** start EXTRACTED INFORMATION **

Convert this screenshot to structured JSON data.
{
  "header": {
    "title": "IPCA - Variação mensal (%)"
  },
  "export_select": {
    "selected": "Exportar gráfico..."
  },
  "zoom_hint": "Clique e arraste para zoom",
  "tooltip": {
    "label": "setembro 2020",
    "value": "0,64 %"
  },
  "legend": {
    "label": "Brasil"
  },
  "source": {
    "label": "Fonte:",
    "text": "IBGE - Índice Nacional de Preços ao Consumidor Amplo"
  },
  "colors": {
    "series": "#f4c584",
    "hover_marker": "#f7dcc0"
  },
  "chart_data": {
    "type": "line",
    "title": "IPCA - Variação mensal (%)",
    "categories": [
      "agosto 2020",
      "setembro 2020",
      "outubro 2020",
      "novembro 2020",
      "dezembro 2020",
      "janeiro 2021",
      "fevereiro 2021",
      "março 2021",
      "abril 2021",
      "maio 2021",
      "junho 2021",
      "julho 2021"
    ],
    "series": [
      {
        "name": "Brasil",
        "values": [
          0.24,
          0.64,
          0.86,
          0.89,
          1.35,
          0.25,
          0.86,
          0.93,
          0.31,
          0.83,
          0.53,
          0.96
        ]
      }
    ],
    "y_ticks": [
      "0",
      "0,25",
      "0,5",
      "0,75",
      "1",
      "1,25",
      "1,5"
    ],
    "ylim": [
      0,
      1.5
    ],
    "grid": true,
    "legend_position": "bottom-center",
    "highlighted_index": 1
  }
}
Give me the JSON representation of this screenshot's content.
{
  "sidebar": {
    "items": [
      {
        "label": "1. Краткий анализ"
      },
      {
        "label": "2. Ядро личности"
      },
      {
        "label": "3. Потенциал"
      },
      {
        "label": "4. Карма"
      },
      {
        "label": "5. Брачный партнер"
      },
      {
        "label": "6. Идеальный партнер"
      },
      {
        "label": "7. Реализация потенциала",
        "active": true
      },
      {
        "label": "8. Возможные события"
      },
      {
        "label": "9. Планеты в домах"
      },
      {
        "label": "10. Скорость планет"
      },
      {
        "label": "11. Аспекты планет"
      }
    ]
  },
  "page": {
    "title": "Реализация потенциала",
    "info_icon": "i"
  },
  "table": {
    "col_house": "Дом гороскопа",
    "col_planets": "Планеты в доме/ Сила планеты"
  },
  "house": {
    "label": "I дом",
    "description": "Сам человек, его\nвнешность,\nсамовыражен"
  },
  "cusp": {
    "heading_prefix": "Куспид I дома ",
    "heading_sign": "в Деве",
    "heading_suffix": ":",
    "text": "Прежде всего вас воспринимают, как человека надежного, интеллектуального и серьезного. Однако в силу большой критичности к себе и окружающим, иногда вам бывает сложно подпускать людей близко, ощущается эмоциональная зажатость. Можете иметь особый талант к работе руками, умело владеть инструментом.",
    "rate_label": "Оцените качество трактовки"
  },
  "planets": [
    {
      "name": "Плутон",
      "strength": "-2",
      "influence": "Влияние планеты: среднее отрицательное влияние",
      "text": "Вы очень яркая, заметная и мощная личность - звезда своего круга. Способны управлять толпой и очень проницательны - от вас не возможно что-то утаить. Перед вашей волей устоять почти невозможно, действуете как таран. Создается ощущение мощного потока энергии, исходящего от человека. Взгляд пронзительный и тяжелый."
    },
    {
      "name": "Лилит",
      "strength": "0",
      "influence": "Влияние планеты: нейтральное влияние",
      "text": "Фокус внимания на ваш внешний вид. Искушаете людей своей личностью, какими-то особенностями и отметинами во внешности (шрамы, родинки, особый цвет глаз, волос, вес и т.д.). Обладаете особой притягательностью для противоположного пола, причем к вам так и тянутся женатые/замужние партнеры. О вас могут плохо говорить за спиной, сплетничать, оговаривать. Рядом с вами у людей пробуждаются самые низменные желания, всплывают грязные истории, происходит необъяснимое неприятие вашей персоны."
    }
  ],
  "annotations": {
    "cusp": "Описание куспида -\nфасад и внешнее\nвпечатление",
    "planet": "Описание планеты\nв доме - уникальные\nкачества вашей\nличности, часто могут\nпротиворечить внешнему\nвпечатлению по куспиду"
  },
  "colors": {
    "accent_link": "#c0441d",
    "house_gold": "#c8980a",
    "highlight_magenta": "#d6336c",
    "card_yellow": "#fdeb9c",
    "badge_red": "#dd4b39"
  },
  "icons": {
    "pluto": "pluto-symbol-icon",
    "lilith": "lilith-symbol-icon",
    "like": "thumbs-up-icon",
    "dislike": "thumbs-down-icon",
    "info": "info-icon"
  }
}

** end EXTRACTED INFORMATION **
** start EXTRACTED INFORMATION **

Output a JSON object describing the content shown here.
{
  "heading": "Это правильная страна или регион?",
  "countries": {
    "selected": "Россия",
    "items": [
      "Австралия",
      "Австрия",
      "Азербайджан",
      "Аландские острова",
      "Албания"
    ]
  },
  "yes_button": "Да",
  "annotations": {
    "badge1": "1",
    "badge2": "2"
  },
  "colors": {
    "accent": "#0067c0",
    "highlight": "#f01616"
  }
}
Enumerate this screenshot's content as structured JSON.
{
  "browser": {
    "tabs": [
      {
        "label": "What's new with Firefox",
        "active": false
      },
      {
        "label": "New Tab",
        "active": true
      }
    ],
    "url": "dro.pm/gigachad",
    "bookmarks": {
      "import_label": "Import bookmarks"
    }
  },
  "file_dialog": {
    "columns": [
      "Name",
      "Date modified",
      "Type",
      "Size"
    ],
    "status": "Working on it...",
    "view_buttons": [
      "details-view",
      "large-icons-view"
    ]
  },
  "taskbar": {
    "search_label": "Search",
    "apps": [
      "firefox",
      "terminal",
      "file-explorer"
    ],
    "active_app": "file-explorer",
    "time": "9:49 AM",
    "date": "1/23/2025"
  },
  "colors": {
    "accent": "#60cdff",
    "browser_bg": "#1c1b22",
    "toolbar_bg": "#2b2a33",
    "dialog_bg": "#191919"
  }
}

** end EXTRACTED INFORMATION **

(TASK STATEMENT):
Gather each line of the listing that holds the string "bookmarks".

(SOLUTION TO THIS EXERCISE):
    "bookmarks": {
      "import_label": "Import bookmarks"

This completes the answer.